#### [EXERCISE OBJECTIVE]
The entries need to be copied exactly.

[Stored records]
○ ○ ○ ○

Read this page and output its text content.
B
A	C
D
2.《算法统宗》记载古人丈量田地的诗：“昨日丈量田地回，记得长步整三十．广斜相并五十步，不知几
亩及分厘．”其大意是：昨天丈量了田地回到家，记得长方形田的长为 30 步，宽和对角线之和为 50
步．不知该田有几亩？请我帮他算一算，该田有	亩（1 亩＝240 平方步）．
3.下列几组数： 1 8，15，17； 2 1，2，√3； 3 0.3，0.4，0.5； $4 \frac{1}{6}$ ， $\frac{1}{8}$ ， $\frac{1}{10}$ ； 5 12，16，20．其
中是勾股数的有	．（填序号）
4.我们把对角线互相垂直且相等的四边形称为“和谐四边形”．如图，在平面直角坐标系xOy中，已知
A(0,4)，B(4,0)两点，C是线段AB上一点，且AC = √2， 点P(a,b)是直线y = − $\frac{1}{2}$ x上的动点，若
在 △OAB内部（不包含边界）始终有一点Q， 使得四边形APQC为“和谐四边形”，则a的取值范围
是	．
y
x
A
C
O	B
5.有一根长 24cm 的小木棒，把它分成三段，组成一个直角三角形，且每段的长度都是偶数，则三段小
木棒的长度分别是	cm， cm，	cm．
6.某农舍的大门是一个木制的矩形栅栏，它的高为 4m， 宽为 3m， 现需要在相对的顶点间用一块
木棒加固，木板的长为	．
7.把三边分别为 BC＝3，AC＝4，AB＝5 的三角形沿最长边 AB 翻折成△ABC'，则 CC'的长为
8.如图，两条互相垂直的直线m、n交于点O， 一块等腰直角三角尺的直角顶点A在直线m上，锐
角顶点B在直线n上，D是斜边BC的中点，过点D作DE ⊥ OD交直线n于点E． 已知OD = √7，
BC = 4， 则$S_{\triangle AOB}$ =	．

○ ○ ○ ○

#### [ANSWER TO THIS TASK]
Read this page and output its text content.
B
A	C
D
2.《算法统宗》记载古人丈量田地的诗：“昨日丈量田地回，记得长步整三十．广斜相并五十步，不知几
亩及分厘．”其大意是：昨天丈量了田地回到家，记得长方形田的长为 30 步，宽和对角线之和为 50
步．不知该田有几亩？请我帮他算一算，该田有	亩（1 亩＝240 平方步）．
3.下列几组数： 1 8，15，17； 2 1，2，√3； 3 0.3，0.4，0.5； $4 \frac{1}{6}$ ， $\frac{1}{8}$ ， $\frac{1}{10}$ ； 5 12，16，20．其
中是勾股数的有	．（填序号）
4.我们把对角线互相垂直且相等的四边形称为“和谐四边形”．如图，在平面直角坐标系xOy中，已知
A(0,4)，B(4,0)两点，C是线段AB上一点，且AC = √2， 点P(a,b)是直线y = − $\frac{1}{2}$ x上的动点，若
在 △OAB内部（不包含边界）始终有一点Q， 使得四边形APQC为“和谐四边形”，则a的取值范围
是	．
y
x
A
C
O	B
5.有一根长 24cm 的小木棒，把它分成三段，组成一个直角三角形，且每段的长度都是偶数，则三段小
木棒的长度分别是	cm， cm，	cm．
6.某农舍的大门是一个木制的矩形栅栏，它的高为 4m， 宽为 3m， 现需要在相对的顶点间用一块
木棒加固，木板的长为	．
7.把三边分别为 BC＝3，AC＝4，AB＝5 的三角形沿最长边 AB 翻折成△ABC'，则 CC'的长为
8.如图，两条互相垂直的直线m、n交于点O， 一块等腰直角三角尺的直角顶点A在直线m上，锐
角顶点B在直线n上，D是斜边BC的中点，过点D作DE ⊥ OD交直线n于点E． 已知OD = √7，
BC = 4， 则$S_{\triangle AOB}$ =	．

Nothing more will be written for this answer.